* Set problem
From the data that follows, report how many lines hold the string "Expiration", giving only the number.

***** Data section *****

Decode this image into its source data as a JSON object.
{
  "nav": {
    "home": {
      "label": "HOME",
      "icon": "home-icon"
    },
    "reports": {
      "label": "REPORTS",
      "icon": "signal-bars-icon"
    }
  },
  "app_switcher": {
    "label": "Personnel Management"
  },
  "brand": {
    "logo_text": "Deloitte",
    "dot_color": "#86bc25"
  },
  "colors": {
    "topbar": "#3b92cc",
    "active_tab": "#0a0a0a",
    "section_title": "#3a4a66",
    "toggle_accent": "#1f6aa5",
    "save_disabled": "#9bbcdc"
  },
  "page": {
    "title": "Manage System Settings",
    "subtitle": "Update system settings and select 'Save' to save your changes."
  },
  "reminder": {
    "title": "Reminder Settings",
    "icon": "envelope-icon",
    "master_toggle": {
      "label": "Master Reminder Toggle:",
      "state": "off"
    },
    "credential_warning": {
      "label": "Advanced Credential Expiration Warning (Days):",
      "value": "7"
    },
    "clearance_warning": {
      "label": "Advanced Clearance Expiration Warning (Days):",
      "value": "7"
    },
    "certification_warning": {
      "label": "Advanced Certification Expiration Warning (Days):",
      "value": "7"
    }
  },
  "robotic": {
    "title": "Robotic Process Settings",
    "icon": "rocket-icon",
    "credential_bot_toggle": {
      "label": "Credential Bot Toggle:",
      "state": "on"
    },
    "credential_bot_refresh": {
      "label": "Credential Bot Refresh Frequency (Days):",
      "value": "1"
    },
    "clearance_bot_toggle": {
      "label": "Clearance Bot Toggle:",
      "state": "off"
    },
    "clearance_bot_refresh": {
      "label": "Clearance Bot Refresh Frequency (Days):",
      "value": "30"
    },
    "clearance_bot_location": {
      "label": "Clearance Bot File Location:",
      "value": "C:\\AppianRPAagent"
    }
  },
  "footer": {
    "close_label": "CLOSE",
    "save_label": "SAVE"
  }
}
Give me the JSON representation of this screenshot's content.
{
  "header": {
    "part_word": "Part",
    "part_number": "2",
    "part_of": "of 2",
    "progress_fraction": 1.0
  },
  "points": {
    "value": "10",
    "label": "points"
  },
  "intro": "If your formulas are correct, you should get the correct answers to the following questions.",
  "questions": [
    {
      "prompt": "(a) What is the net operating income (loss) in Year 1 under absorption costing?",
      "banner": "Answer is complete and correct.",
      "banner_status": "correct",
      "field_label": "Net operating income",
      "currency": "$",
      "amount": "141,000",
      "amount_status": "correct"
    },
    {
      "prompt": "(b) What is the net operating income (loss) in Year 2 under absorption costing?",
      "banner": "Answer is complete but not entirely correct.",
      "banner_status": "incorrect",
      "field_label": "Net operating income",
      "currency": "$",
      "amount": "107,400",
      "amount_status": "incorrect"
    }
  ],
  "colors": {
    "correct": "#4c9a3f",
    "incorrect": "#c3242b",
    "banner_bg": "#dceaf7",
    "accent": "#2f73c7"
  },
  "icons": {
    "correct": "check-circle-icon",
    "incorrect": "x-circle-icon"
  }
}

*****

* Reply to the task
3